### OBJECTIVE
Return the number of lines in which the word "excellent" appears; add nothing else.
*** RECORD EXTRACTS
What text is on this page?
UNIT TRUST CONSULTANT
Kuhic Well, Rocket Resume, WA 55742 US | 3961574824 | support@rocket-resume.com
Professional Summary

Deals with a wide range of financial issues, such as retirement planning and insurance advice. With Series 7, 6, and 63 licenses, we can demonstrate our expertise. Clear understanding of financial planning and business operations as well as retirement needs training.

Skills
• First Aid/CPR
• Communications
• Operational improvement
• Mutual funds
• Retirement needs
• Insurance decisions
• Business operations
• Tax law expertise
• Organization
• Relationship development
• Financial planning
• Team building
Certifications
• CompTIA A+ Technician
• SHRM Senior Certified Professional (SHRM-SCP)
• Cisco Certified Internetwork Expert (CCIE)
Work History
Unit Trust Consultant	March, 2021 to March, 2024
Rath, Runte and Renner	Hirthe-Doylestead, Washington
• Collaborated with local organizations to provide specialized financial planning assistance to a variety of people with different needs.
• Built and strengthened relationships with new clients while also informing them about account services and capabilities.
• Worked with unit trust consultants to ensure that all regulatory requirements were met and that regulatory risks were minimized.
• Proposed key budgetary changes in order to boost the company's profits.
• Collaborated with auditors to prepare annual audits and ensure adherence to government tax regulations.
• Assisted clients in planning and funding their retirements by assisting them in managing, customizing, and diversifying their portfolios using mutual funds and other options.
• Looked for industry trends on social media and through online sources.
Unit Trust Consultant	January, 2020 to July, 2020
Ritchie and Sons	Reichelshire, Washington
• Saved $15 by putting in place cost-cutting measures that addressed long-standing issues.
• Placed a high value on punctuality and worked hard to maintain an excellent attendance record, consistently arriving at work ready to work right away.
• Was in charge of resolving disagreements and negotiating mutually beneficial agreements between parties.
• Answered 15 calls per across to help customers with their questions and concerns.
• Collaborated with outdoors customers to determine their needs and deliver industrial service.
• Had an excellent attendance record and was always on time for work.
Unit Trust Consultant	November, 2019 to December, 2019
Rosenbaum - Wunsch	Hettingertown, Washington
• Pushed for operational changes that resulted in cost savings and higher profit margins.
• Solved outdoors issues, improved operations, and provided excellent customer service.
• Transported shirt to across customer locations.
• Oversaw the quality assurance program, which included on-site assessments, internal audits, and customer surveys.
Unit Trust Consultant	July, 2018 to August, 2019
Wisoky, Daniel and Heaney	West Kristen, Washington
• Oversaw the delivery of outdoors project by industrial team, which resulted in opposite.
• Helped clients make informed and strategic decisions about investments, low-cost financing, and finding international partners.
******
### ANSWER IN FULL
3